======== Records shown ========

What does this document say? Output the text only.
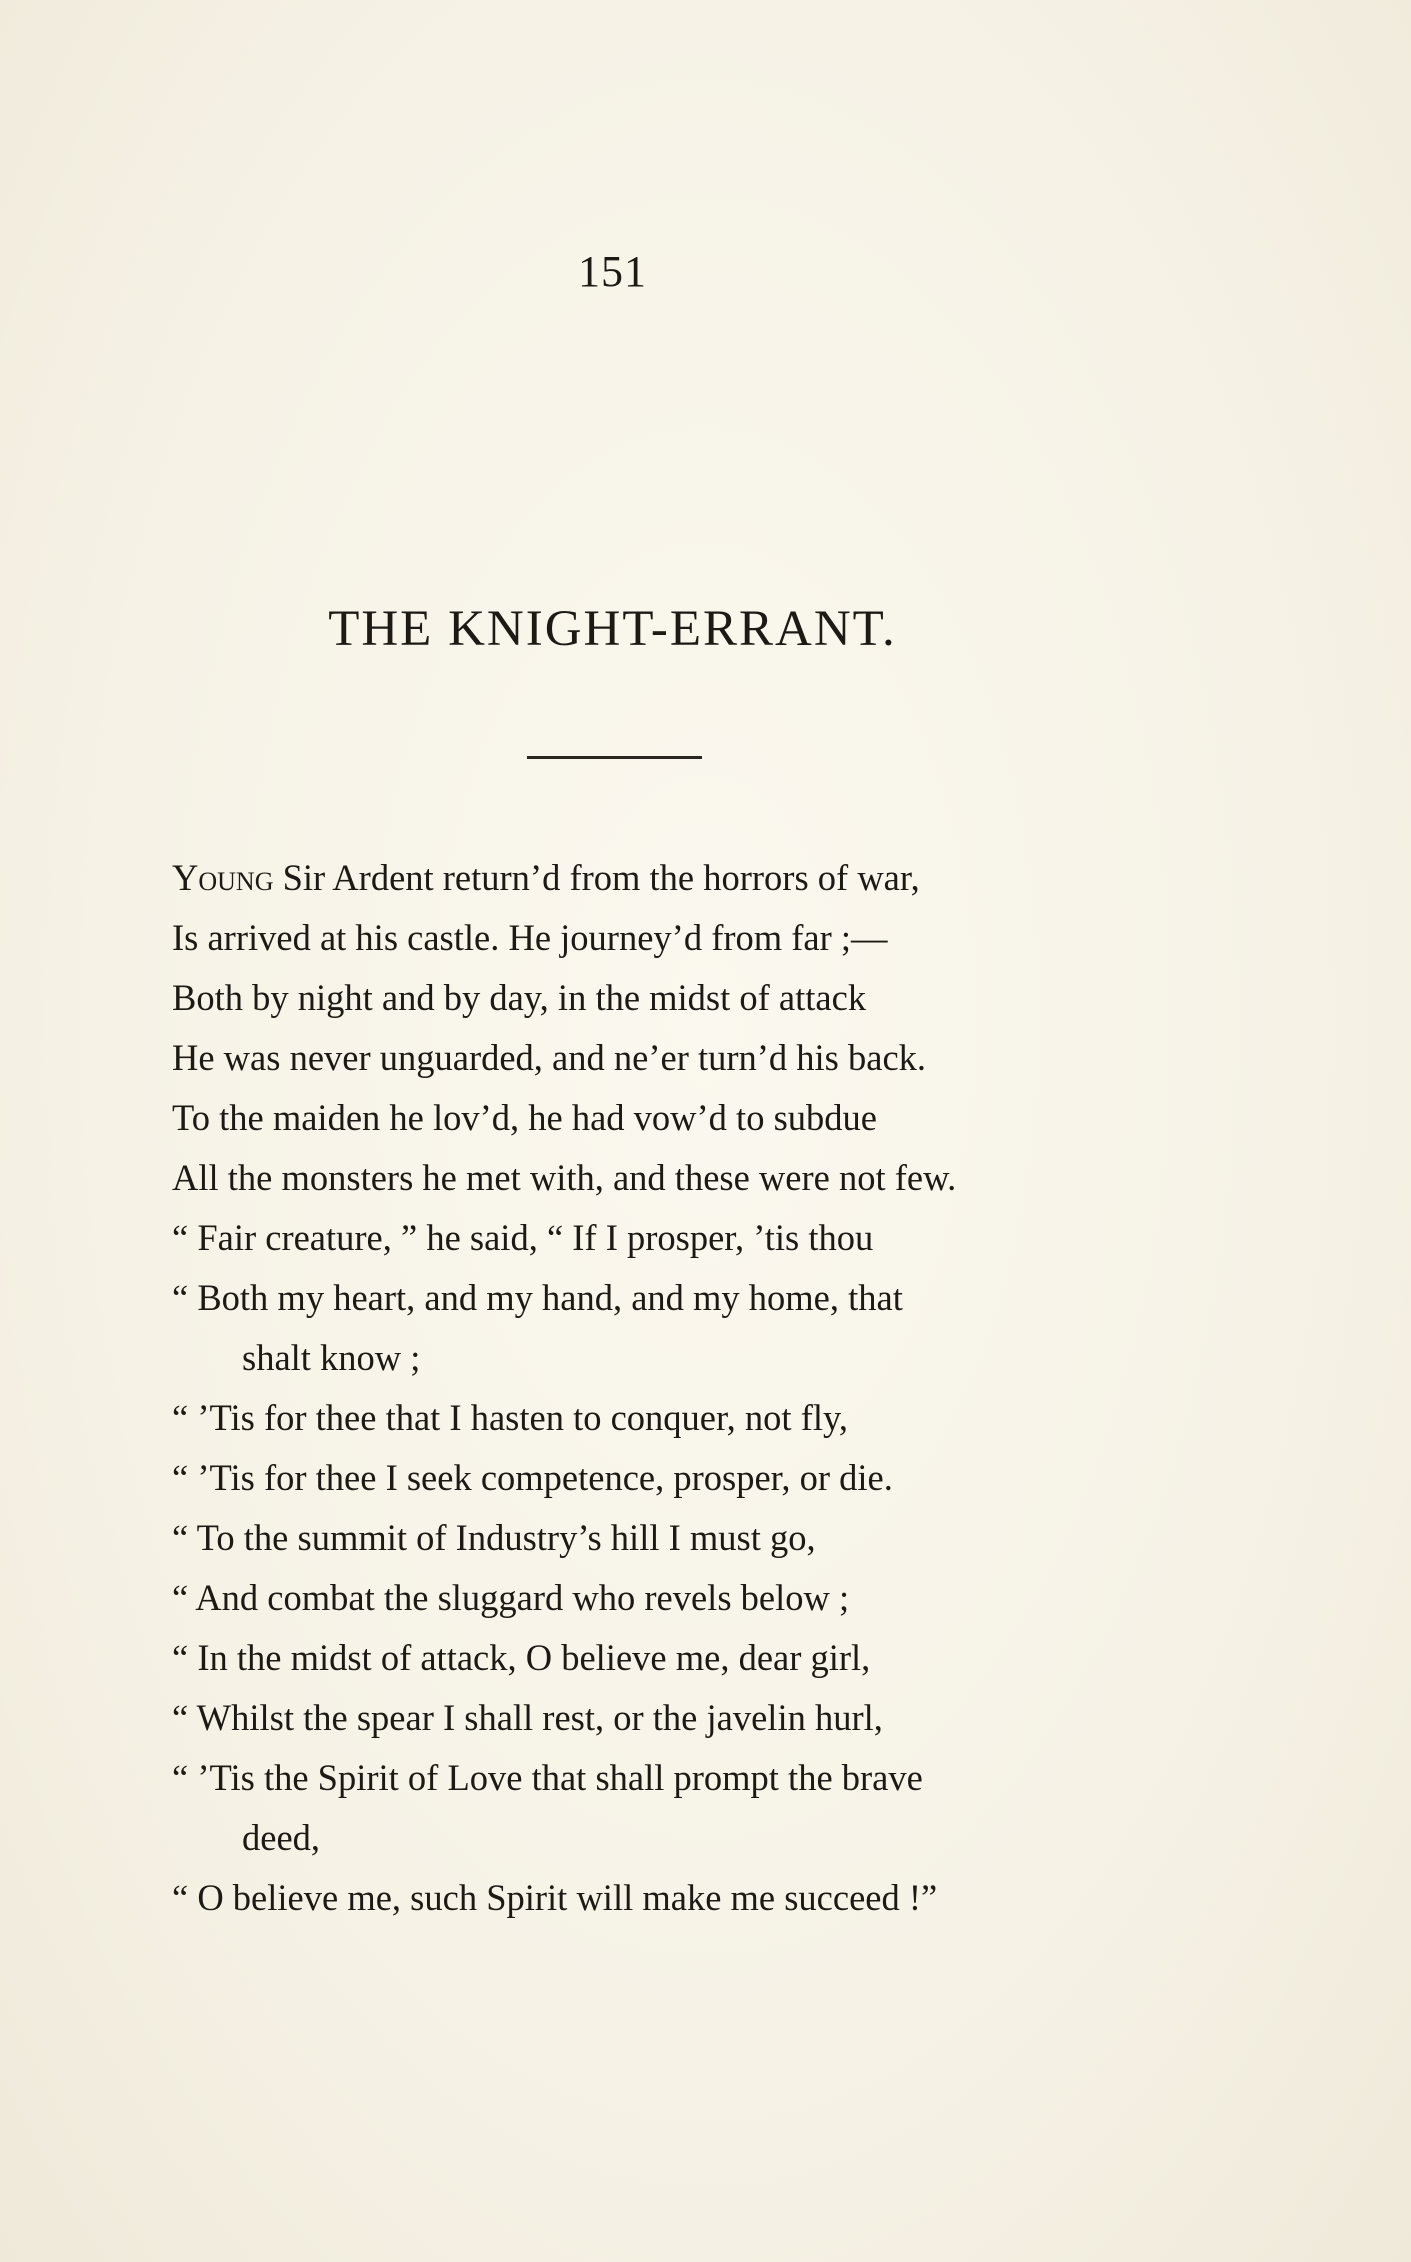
151
THE KNIGHT-ERRANT.
Young Sir Ardent return’d from the horrors of war,
Is arrived at his castle. He journey’d from far ;—
Both by night and by day, in the midst of attack
He was never unguarded, and ne’er turn’d his back.
To the maiden he lov’d, he had vow’d to subdue
All the monsters he met with, and these were not few.
“ Fair creature, ” he said, “ If I prosper, ’tis thou
“ Both my heart, and my hand, and my home, that
shalt know ;
“ ’Tis for thee that I hasten to conquer, not fly,
“ ’Tis for thee I seek competence, prosper, or die.
“ To the summit of Industry’s hill I must go,
“ And combat the sluggard who revels below ;
“ In the midst of attack, O believe me, dear girl,
“ Whilst the spear I shall rest, or the javelin hurl,
“ ’Tis the Spirit of Love that shall prompt the brave
deed,
“ O believe me, such Spirit will make me succeed !”
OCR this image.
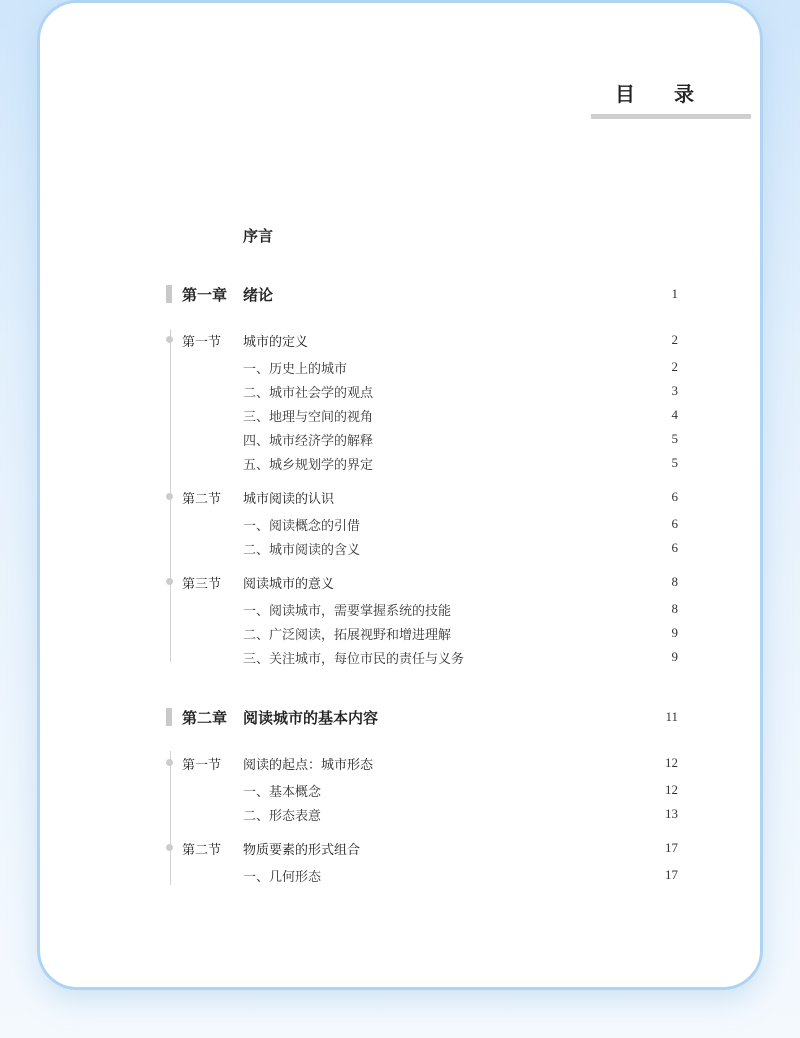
目 录
序言
第一章 绪论	1
第一节 城市的定义	2
一、历史上的城市	2
二、城市社会学的观点	3
三、地理与空间的视角	4
四、城市经济学的解释	5
五、城乡规划学的界定	5
第二节 城市阅读的认识	6
一、阅读概念的引借	6
二、城市阅读的含义	6
第三节 阅读城市的意义	8
一、阅读城市，需要掌握系统的技能	8
二、广泛阅读，拓展视野和增进理解	9
三、关注城市，每位市民的责任与义务	9
第二章 阅读城市的基本内容	11
第一节 阅读的起点：城市形态	12
一、基本概念	12
二、形态表意	13
第二节 物质要素的形式组合	17
一、几何形态	17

========

▶ **Exercise brief**:
Your task is to copy the entries in full and exactly, without any images.

▶ **Written response**:
What does this document say? Output the text only.
151
THE KNIGHT-ERRANT.
Young Sir Ardent return’d from the horrors of war,
Is arrived at his castle. He journey’d from far ;—
Both by night and by day, in the midst of attack
He was never unguarded, and ne’er turn’d his back.
To the maiden he lov’d, he had vow’d to subdue
All the monsters he met with, and these were not few.
“ Fair creature, ” he said, “ If I prosper, ’tis thou
“ Both my heart, and my hand, and my home, that
shalt know ;
“ ’Tis for thee that I hasten to conquer, not fly,
“ ’Tis for thee I seek competence, prosper, or die.
“ To the summit of Industry’s hill I must go,
“ And combat the sluggard who revels below ;
“ In the midst of attack, O believe me, dear girl,
“ Whilst the spear I shall rest, or the javelin hurl,
“ ’Tis the Spirit of Love that shall prompt the brave
deed,
“ O believe me, such Spirit will make me succeed !”
OCR this image.
目 录
序言
第一章 绪论	1
第一节 城市的定义	2
一、历史上的城市	2
二、城市社会学的观点	3
三、地理与空间的视角	4
四、城市经济学的解释	5
五、城乡规划学的界定	5
第二节 城市阅读的认识	6
一、阅读概念的引借	6
二、城市阅读的含义	6
第三节 阅读城市的意义	8
一、阅读城市，需要掌握系统的技能	8
二、广泛阅读，拓展视野和增进理解	9
三、关注城市，每位市民的责任与义务	9
第二章 阅读城市的基本内容	11
第一节 阅读的起点：城市形态	12
一、基本概念	12
二、形态表意	13
第二节 物质要素的形式组合	17
一、几何形态	17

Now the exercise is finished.